=== Stated problem ===
Transcribe the lines below verbatim, skipping the images.

=== Material for this task ===
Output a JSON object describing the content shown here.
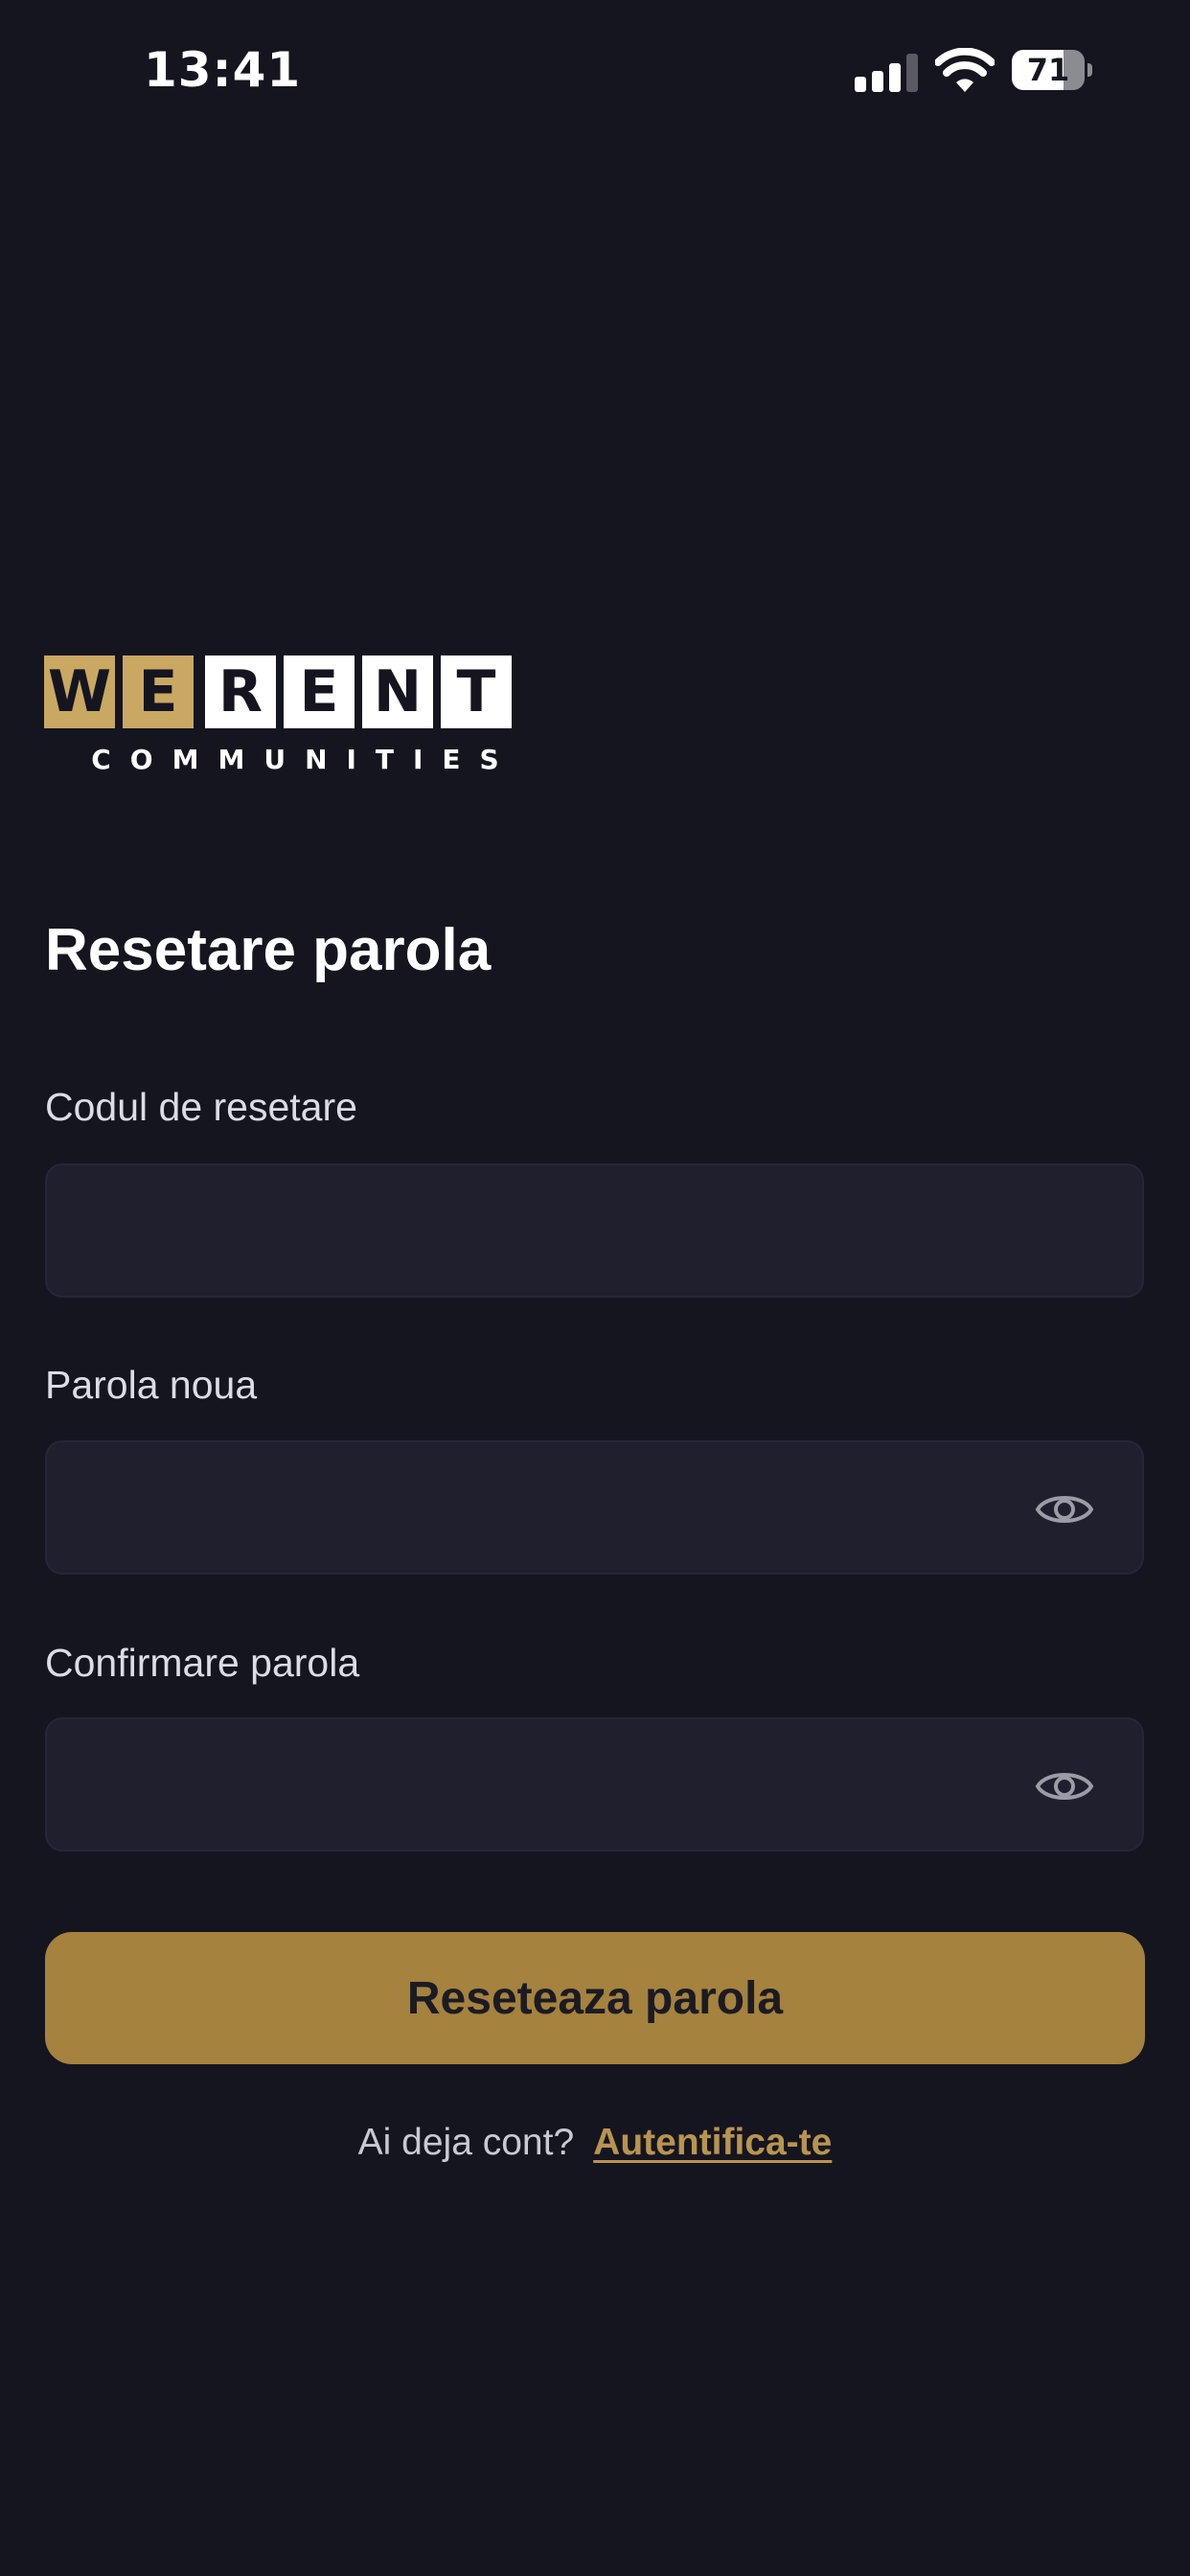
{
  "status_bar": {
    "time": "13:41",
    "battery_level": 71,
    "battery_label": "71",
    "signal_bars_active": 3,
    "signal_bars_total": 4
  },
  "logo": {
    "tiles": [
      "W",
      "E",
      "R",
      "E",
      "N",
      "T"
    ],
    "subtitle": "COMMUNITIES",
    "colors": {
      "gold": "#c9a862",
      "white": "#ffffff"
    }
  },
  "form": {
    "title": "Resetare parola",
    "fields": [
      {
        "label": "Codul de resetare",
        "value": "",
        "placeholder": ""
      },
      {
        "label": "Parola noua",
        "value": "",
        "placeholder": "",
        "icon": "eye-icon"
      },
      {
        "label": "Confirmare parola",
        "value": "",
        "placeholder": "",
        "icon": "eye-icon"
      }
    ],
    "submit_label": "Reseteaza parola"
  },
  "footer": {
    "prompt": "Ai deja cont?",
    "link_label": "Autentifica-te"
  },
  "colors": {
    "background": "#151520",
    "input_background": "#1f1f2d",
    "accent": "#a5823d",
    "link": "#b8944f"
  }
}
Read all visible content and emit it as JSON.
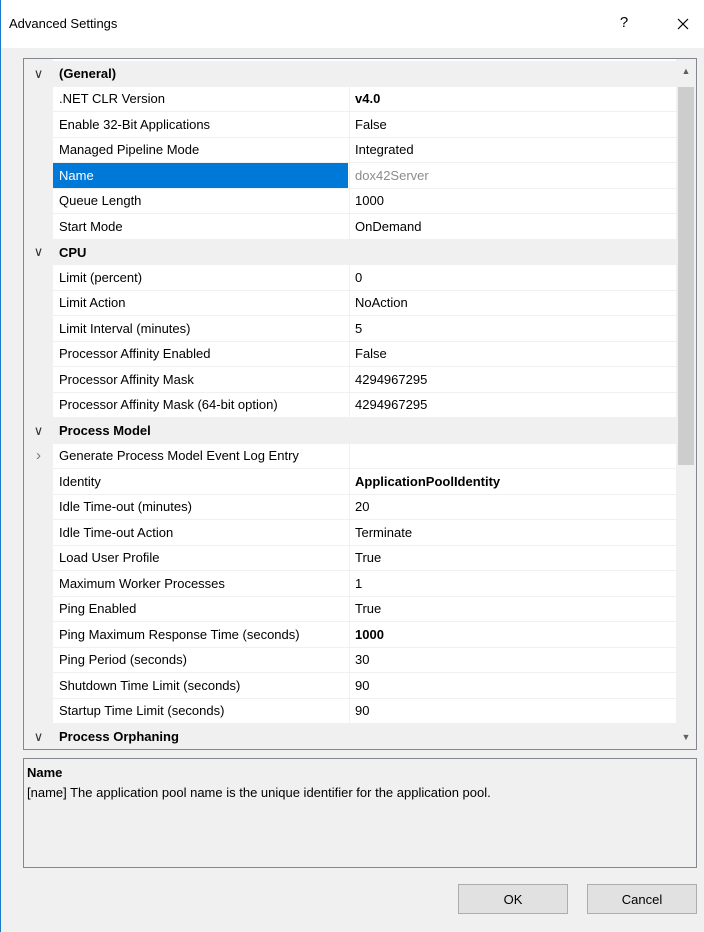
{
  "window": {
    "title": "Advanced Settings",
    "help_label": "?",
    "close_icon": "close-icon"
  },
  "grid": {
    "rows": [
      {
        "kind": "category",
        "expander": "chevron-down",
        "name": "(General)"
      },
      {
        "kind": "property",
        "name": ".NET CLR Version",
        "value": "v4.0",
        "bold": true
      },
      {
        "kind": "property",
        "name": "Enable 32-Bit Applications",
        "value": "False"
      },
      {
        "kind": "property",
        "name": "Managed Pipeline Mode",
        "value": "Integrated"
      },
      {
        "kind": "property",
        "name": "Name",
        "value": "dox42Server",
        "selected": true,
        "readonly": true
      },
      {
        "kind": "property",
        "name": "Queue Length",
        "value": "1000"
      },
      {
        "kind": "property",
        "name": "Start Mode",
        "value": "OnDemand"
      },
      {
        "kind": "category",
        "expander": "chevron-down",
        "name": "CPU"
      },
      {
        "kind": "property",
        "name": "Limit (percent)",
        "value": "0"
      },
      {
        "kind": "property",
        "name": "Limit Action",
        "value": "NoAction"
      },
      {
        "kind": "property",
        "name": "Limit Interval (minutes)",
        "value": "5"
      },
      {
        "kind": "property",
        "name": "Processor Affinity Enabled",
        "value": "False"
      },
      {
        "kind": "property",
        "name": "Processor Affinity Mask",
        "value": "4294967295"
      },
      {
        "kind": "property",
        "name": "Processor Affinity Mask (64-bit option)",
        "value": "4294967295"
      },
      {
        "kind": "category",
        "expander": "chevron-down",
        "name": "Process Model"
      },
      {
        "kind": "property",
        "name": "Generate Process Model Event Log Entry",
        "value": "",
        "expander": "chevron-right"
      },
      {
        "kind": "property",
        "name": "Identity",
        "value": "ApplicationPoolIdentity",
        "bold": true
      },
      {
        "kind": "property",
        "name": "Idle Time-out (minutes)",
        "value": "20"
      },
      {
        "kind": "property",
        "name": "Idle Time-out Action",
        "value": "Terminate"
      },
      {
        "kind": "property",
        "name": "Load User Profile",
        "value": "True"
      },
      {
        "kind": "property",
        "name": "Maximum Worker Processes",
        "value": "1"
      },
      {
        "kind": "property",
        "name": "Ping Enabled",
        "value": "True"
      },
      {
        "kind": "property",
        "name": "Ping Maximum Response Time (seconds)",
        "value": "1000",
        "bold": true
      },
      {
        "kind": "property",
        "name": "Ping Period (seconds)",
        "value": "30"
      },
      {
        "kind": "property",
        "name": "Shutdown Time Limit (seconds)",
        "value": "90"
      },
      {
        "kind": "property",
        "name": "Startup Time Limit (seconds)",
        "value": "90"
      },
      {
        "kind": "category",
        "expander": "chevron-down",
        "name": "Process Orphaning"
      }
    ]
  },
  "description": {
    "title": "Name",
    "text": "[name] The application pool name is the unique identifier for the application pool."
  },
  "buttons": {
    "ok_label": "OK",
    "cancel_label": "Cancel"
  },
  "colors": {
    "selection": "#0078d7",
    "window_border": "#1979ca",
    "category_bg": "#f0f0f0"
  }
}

=== Exercise solution ===
Output a JSON object describing the content shown here.
{
  "status_bar": {
    "time": "13:41",
    "battery_level": 71,
    "battery_label": "71",
    "signal_bars_active": 3,
    "signal_bars_total": 4
  },
  "logo": {
    "tiles": [
      "W",
      "E",
      "R",
      "E",
      "N",
      "T"
    ],
    "subtitle": "COMMUNITIES",
    "colors": {
      "gold": "#c9a862",
      "white": "#ffffff"
    }
  },
  "form": {
    "title": "Resetare parola",
    "fields": [
      {
        "label": "Codul de resetare",
        "value": "",
        "placeholder": ""
      },
      {
        "label": "Parola noua",
        "value": "",
        "placeholder": "",
        "icon": "eye-icon"
      },
      {
        "label": "Confirmare parola",
        "value": "",
        "placeholder": "",
        "icon": "eye-icon"
      }
    ],
    "submit_label": "Reseteaza parola"
  },
  "footer": {
    "prompt": "Ai deja cont?",
    "link_label": "Autentifica-te"
  },
  "colors": {
    "background": "#151520",
    "input_background": "#1f1f2d",
    "accent": "#a5823d",
    "link": "#b8944f"
  }
}
Read all visible content and emit it as JSON.
{
  "window": {
    "title": "Advanced Settings",
    "help_label": "?",
    "close_icon": "close-icon"
  },
  "grid": {
    "rows": [
      {
        "kind": "category",
        "expander": "chevron-down",
        "name": "(General)"
      },
      {
        "kind": "property",
        "name": ".NET CLR Version",
        "value": "v4.0",
        "bold": true
      },
      {
        "kind": "property",
        "name": "Enable 32-Bit Applications",
        "value": "False"
      },
      {
        "kind": "property",
        "name": "Managed Pipeline Mode",
        "value": "Integrated"
      },
      {
        "kind": "property",
        "name": "Name",
        "value": "dox42Server",
        "selected": true,
        "readonly": true
      },
      {
        "kind": "property",
        "name": "Queue Length",
        "value": "1000"
      },
      {
        "kind": "property",
        "name": "Start Mode",
        "value": "OnDemand"
      },
      {
        "kind": "category",
        "expander": "chevron-down",
        "name": "CPU"
      },
      {
        "kind": "property",
        "name": "Limit (percent)",
        "value": "0"
      },
      {
        "kind": "property",
        "name": "Limit Action",
        "value": "NoAction"
      },
      {
        "kind": "property",
        "name": "Limit Interval (minutes)",
        "value": "5"
      },
      {
        "kind": "property",
        "name": "Processor Affinity Enabled",
        "value": "False"
      },
      {
        "kind": "property",
        "name": "Processor Affinity Mask",
        "value": "4294967295"
      },
      {
        "kind": "property",
        "name": "Processor Affinity Mask (64-bit option)",
        "value": "4294967295"
      },
      {
        "kind": "category",
        "expander": "chevron-down",
        "name": "Process Model"
      },
      {
        "kind": "property",
        "name": "Generate Process Model Event Log Entry",
        "value": "",
        "expander": "chevron-right"
      },
      {
        "kind": "property",
        "name": "Identity",
        "value": "ApplicationPoolIdentity",
        "bold": true
      },
      {
        "kind": "property",
        "name": "Idle Time-out (minutes)",
        "value": "20"
      },
      {
        "kind": "property",
        "name": "Idle Time-out Action",
        "value": "Terminate"
      },
      {
        "kind": "property",
        "name": "Load User Profile",
        "value": "True"
      },
      {
        "kind": "property",
        "name": "Maximum Worker Processes",
        "value": "1"
      },
      {
        "kind": "property",
        "name": "Ping Enabled",
        "value": "True"
      },
      {
        "kind": "property",
        "name": "Ping Maximum Response Time (seconds)",
        "value": "1000",
        "bold": true
      },
      {
        "kind": "property",
        "name": "Ping Period (seconds)",
        "value": "30"
      },
      {
        "kind": "property",
        "name": "Shutdown Time Limit (seconds)",
        "value": "90"
      },
      {
        "kind": "property",
        "name": "Startup Time Limit (seconds)",
        "value": "90"
      },
      {
        "kind": "category",
        "expander": "chevron-down",
        "name": "Process Orphaning"
      }
    ]
  },
  "description": {
    "title": "Name",
    "text": "[name] The application pool name is the unique identifier for the application pool."
  },
  "buttons": {
    "ok_label": "OK",
    "cancel_label": "Cancel"
  },
  "colors": {
    "selection": "#0078d7",
    "window_border": "#1979ca",
    "category_bg": "#f0f0f0"
  }
}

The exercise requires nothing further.